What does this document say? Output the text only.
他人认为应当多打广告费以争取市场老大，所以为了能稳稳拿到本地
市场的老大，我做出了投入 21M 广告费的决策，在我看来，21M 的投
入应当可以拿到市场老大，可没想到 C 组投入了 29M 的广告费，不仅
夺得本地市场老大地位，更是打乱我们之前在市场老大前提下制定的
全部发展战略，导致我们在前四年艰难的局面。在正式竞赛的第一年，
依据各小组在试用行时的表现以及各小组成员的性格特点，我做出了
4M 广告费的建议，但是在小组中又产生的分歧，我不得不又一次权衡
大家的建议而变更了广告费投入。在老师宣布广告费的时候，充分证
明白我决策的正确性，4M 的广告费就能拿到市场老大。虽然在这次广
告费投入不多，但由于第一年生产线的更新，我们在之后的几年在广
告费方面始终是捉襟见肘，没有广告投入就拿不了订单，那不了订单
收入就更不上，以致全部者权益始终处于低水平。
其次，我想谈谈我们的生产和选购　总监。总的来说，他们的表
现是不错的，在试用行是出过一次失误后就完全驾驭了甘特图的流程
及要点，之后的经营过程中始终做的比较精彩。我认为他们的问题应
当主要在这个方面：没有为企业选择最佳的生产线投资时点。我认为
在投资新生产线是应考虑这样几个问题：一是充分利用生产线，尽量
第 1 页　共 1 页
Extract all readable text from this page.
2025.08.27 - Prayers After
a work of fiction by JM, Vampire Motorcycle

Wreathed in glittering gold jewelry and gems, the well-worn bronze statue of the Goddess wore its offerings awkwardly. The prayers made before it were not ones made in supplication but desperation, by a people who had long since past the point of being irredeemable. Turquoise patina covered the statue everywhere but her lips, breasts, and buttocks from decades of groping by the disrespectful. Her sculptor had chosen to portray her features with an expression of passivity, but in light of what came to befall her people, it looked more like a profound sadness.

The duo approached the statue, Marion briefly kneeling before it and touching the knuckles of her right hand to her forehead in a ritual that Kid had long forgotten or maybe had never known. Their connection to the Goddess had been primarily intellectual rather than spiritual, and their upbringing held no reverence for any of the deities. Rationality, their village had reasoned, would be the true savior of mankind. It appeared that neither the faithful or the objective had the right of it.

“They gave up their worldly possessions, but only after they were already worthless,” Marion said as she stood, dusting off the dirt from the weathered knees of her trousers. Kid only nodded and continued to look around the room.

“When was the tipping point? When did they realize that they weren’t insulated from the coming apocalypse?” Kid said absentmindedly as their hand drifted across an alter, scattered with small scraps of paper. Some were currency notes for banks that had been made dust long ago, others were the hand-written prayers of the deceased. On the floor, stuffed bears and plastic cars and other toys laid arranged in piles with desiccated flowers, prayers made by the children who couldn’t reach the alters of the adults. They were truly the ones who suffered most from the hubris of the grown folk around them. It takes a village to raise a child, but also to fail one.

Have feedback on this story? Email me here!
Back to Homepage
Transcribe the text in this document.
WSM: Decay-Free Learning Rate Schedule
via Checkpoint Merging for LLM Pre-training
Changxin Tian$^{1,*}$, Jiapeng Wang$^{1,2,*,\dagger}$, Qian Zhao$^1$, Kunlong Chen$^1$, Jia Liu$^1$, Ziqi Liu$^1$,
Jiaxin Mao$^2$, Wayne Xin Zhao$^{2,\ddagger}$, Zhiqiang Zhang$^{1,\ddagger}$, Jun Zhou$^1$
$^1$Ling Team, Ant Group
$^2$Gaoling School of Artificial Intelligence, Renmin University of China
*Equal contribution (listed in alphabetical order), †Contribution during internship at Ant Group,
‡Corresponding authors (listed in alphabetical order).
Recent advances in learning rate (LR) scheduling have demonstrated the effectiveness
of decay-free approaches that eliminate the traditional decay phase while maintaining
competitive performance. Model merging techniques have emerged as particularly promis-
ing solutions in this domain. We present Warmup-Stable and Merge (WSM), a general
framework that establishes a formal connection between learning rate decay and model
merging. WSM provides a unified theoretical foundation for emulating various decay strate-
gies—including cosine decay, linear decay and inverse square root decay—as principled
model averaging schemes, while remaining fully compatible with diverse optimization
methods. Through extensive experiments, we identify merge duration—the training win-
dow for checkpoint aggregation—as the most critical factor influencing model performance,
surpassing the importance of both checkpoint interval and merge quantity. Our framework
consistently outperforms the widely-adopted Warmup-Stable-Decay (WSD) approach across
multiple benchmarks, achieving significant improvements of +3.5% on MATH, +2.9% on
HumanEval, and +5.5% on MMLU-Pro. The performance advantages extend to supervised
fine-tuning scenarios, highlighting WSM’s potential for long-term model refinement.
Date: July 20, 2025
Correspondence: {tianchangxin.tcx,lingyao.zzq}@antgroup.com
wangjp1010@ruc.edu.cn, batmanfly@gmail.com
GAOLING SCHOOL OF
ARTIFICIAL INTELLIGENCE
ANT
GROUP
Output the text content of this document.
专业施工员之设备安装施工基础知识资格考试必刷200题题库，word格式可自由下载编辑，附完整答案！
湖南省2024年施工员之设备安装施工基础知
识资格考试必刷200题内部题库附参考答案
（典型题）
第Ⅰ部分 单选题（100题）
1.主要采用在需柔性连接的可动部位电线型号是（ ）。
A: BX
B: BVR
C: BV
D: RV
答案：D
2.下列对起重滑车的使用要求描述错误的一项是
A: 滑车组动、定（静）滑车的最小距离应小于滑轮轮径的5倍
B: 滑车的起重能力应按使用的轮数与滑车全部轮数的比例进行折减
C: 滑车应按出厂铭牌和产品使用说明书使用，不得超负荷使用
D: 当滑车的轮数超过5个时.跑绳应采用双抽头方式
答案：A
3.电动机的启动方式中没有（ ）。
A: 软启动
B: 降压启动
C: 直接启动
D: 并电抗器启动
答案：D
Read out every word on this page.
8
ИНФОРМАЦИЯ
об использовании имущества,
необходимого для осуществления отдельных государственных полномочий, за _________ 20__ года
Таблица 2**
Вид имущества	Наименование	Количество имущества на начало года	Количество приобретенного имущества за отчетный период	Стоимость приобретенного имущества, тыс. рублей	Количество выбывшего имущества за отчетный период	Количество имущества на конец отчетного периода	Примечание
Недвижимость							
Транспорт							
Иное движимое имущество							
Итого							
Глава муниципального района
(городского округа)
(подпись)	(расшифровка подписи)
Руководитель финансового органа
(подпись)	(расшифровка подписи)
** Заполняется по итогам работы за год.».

━━━━

What you will do: Please restate the data word for word, every record included.

Finished answer:
What does this document say? Output the text only.
他人认为应当多打广告费以争取市场老大，所以为了能稳稳拿到本地
市场的老大，我做出了投入 21M 广告费的决策，在我看来，21M 的投
入应当可以拿到市场老大，可没想到 C 组投入了 29M 的广告费，不仅
夺得本地市场老大地位，更是打乱我们之前在市场老大前提下制定的
全部发展战略，导致我们在前四年艰难的局面。在正式竞赛的第一年，
依据各小组在试用行时的表现以及各小组成员的性格特点，我做出了
4M 广告费的建议，但是在小组中又产生的分歧，我不得不又一次权衡
大家的建议而变更了广告费投入。在老师宣布广告费的时候，充分证
明白我决策的正确性，4M 的广告费就能拿到市场老大。虽然在这次广
告费投入不多，但由于第一年生产线的更新，我们在之后的几年在广
告费方面始终是捉襟见肘，没有广告投入就拿不了订单，那不了订单
收入就更不上，以致全部者权益始终处于低水平。
其次，我想谈谈我们的生产和选购　总监。总的来说，他们的表
现是不错的，在试用行是出过一次失误后就完全驾驭了甘特图的流程
及要点，之后的经营过程中始终做的比较精彩。我认为他们的问题应
当主要在这个方面：没有为企业选择最佳的生产线投资时点。我认为
在投资新生产线是应考虑这样几个问题：一是充分利用生产线，尽量
第 1 页　共 1 页
Extract all readable text from this page.
2025.08.27 - Prayers After
a work of fiction by JM, Vampire Motorcycle

Wreathed in glittering gold jewelry and gems, the well-worn bronze statue of the Goddess wore its offerings awkwardly. The prayers made before it were not ones made in supplication but desperation, by a people who had long since past the point of being irredeemable. Turquoise patina covered the statue everywhere but her lips, breasts, and buttocks from decades of groping by the disrespectful. Her sculptor had chosen to portray her features with an expression of passivity, but in light of what came to befall her people, it looked more like a profound sadness.

The duo approached the statue, Marion briefly kneeling before it and touching the knuckles of her right hand to her forehead in a ritual that Kid had long forgotten or maybe had never known. Their connection to the Goddess had been primarily intellectual rather than spiritual, and their upbringing held no reverence for any of the deities. Rationality, their village had reasoned, would be the true savior of mankind. It appeared that neither the faithful or the objective had the right of it.

“They gave up their worldly possessions, but only after they were already worthless,” Marion said as she stood, dusting off the dirt from the weathered knees of her trousers. Kid only nodded and continued to look around the room.

“When was the tipping point? When did they realize that they weren’t insulated from the coming apocalypse?” Kid said absentmindedly as their hand drifted across an alter, scattered with small scraps of paper. Some were currency notes for banks that had been made dust long ago, others were the hand-written prayers of the deceased. On the floor, stuffed bears and plastic cars and other toys laid arranged in piles with desiccated flowers, prayers made by the children who couldn’t reach the alters of the adults. They were truly the ones who suffered most from the hubris of the grown folk around them. It takes a village to raise a child, but also to fail one.

Have feedback on this story? Email me here!
Back to Homepage
Transcribe the text in this document.
WSM: Decay-Free Learning Rate Schedule
via Checkpoint Merging for LLM Pre-training
Changxin Tian$^{1,*}$, Jiapeng Wang$^{1,2,*,\dagger}$, Qian Zhao$^1$, Kunlong Chen$^1$, Jia Liu$^1$, Ziqi Liu$^1$,
Jiaxin Mao$^2$, Wayne Xin Zhao$^{2,\ddagger}$, Zhiqiang Zhang$^{1,\ddagger}$, Jun Zhou$^1$
$^1$Ling Team, Ant Group
$^2$Gaoling School of Artificial Intelligence, Renmin University of China
*Equal contribution (listed in alphabetical order), †Contribution during internship at Ant Group,
‡Corresponding authors (listed in alphabetical order).
Recent advances in learning rate (LR) scheduling have demonstrated the effectiveness
of decay-free approaches that eliminate the traditional decay phase while maintaining
competitive performance. Model merging techniques have emerged as particularly promis-
ing solutions in this domain. We present Warmup-Stable and Merge (WSM), a general
framework that establishes a formal connection between learning rate decay and model
merging. WSM provides a unified theoretical foundation for emulating various decay strate-
gies—including cosine decay, linear decay and inverse square root decay—as principled
model averaging schemes, while remaining fully compatible with diverse optimization
methods. Through extensive experiments, we identify merge duration—the training win-
dow for checkpoint aggregation—as the most critical factor influencing model performance,
surpassing the importance of both checkpoint interval and merge quantity. Our framework
consistently outperforms the widely-adopted Warmup-Stable-Decay (WSD) approach across
multiple benchmarks, achieving significant improvements of +3.5% on MATH, +2.9% on
HumanEval, and +5.5% on MMLU-Pro. The performance advantages extend to supervised
fine-tuning scenarios, highlighting WSM’s potential for long-term model refinement.
Date: July 20, 2025
Correspondence: {tianchangxin.tcx,lingyao.zzq}@antgroup.com
wangjp1010@ruc.edu.cn, batmanfly@gmail.com
GAOLING SCHOOL OF
ARTIFICIAL INTELLIGENCE
ANT
GROUP
Output the text content of this document.
专业施工员之设备安装施工基础知识资格考试必刷200题题库，word格式可自由下载编辑，附完整答案！
湖南省2024年施工员之设备安装施工基础知
识资格考试必刷200题内部题库附参考答案
（典型题）
第Ⅰ部分 单选题（100题）
1.主要采用在需柔性连接的可动部位电线型号是（ ）。
A: BX
B: BVR
C: BV
D: RV
答案：D
2.下列对起重滑车的使用要求描述错误的一项是
A: 滑车组动、定（静）滑车的最小距离应小于滑轮轮径的5倍
B: 滑车的起重能力应按使用的轮数与滑车全部轮数的比例进行折减
C: 滑车应按出厂铭牌和产品使用说明书使用，不得超负荷使用
D: 当滑车的轮数超过5个时.跑绳应采用双抽头方式
答案：A
3.电动机的启动方式中没有（ ）。
A: 软启动
B: 降压启动
C: 直接启动
D: 并电抗器启动
答案：D
Read out every word on this page.
8
ИНФОРМАЦИЯ
об использовании имущества,
необходимого для осуществления отдельных государственных полномочий, за _________ 20__ года
Таблица 2**
Вид имущества	Наименование	Количество имущества на начало года	Количество приобретенного имущества за отчетный период	Стоимость приобретенного имущества, тыс. рублей	Количество выбывшего имущества за отчетный период	Количество имущества на конец отчетного периода	Примечание
Недвижимость							
Транспорт							
Иное движимое имущество							
Итого							
Глава муниципального района
(городского округа)
(подпись)	(расшифровка подписи)
Руководитель финансового органа
(подпись)	(расшифровка подписи)
** Заполняется по итогам работы за год.».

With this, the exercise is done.